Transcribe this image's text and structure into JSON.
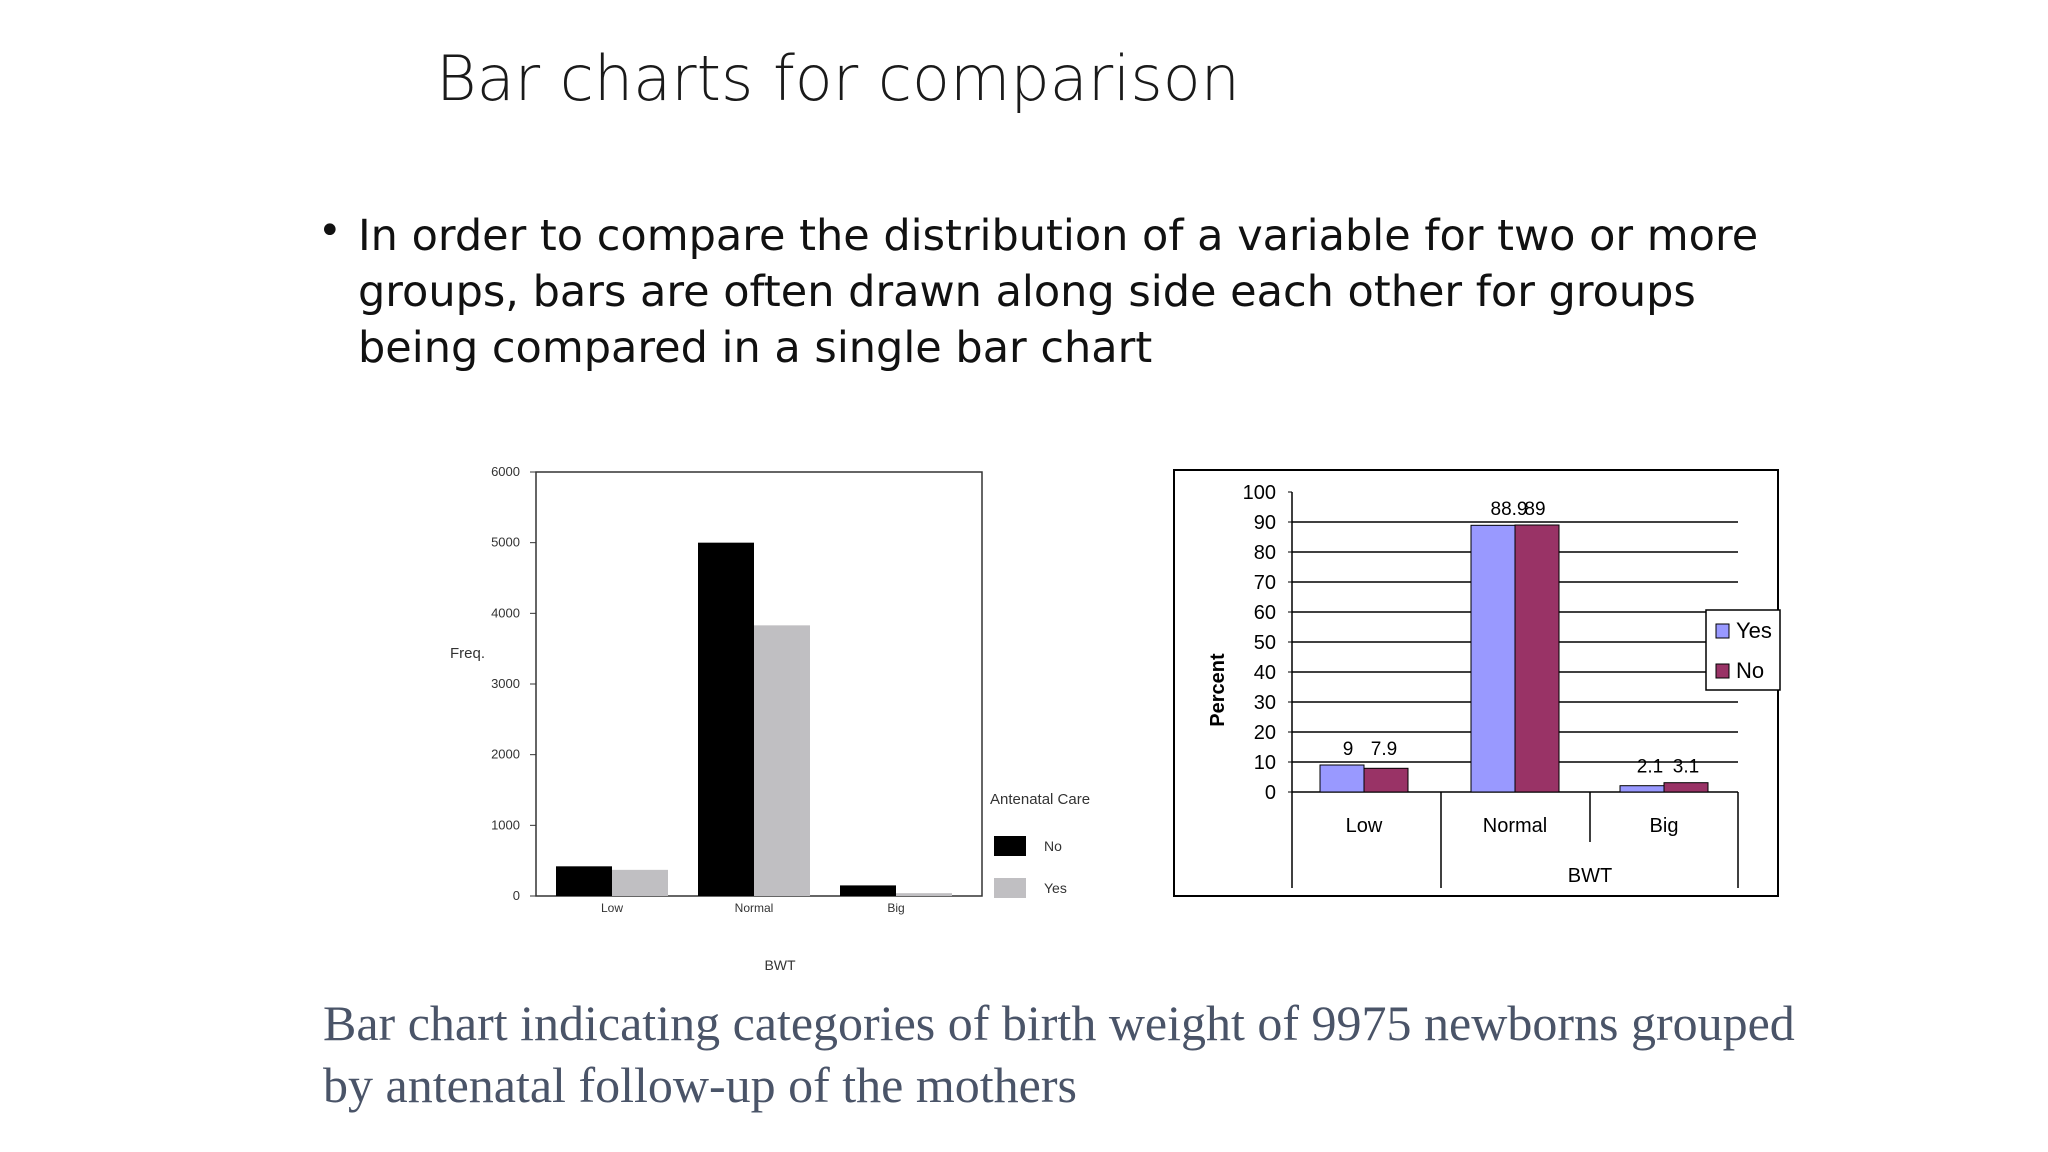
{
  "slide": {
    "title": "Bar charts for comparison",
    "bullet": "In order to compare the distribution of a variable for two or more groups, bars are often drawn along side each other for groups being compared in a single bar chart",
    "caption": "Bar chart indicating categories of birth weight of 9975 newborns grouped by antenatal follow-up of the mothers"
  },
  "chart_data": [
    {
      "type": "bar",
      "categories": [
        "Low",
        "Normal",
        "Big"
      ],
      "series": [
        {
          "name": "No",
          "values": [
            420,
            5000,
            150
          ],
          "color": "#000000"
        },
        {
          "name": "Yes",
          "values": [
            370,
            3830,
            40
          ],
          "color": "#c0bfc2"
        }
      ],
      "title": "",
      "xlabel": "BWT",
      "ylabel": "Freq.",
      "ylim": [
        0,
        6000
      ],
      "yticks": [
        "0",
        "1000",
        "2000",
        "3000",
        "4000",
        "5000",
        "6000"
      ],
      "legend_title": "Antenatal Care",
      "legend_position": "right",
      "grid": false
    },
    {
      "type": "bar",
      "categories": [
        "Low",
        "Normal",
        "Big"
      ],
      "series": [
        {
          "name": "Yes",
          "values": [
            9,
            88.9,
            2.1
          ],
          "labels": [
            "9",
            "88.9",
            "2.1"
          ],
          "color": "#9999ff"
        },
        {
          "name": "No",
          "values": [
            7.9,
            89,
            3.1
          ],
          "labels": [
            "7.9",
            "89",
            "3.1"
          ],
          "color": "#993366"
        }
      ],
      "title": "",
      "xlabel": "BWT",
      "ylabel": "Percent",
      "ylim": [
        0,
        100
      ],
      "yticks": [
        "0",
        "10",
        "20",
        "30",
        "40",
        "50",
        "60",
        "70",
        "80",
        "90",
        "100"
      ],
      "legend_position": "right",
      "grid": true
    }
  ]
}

= = = = =

WHAT TO DO: Write the records above out again exactly, with no pictures in your copy.

WRITTEN REPLY:
Transcribe this image's text and structure into JSON.
{
  "slide": {
    "title": "Bar charts for comparison",
    "bullet": "In order to compare the distribution of a variable for two or more groups, bars are often drawn along side each other for groups being compared in a single bar chart",
    "caption": "Bar chart indicating categories of birth weight of 9975 newborns grouped by antenatal follow-up of the mothers"
  },
  "chart_data": [
    {
      "type": "bar",
      "categories": [
        "Low",
        "Normal",
        "Big"
      ],
      "series": [
        {
          "name": "No",
          "values": [
            420,
            5000,
            150
          ],
          "color": "#000000"
        },
        {
          "name": "Yes",
          "values": [
            370,
            3830,
            40
          ],
          "color": "#c0bfc2"
        }
      ],
      "title": "",
      "xlabel": "BWT",
      "ylabel": "Freq.",
      "ylim": [
        0,
        6000
      ],
      "yticks": [
        "0",
        "1000",
        "2000",
        "3000",
        "4000",
        "5000",
        "6000"
      ],
      "legend_title": "Antenatal Care",
      "legend_position": "right",
      "grid": false
    },
    {
      "type": "bar",
      "categories": [
        "Low",
        "Normal",
        "Big"
      ],
      "series": [
        {
          "name": "Yes",
          "values": [
            9,
            88.9,
            2.1
          ],
          "labels": [
            "9",
            "88.9",
            "2.1"
          ],
          "color": "#9999ff"
        },
        {
          "name": "No",
          "values": [
            7.9,
            89,
            3.1
          ],
          "labels": [
            "7.9",
            "89",
            "3.1"
          ],
          "color": "#993366"
        }
      ],
      "title": "",
      "xlabel": "BWT",
      "ylabel": "Percent",
      "ylim": [
        0,
        100
      ],
      "yticks": [
        "0",
        "10",
        "20",
        "30",
        "40",
        "50",
        "60",
        "70",
        "80",
        "90",
        "100"
      ],
      "legend_position": "right",
      "grid": true
    }
  ]
}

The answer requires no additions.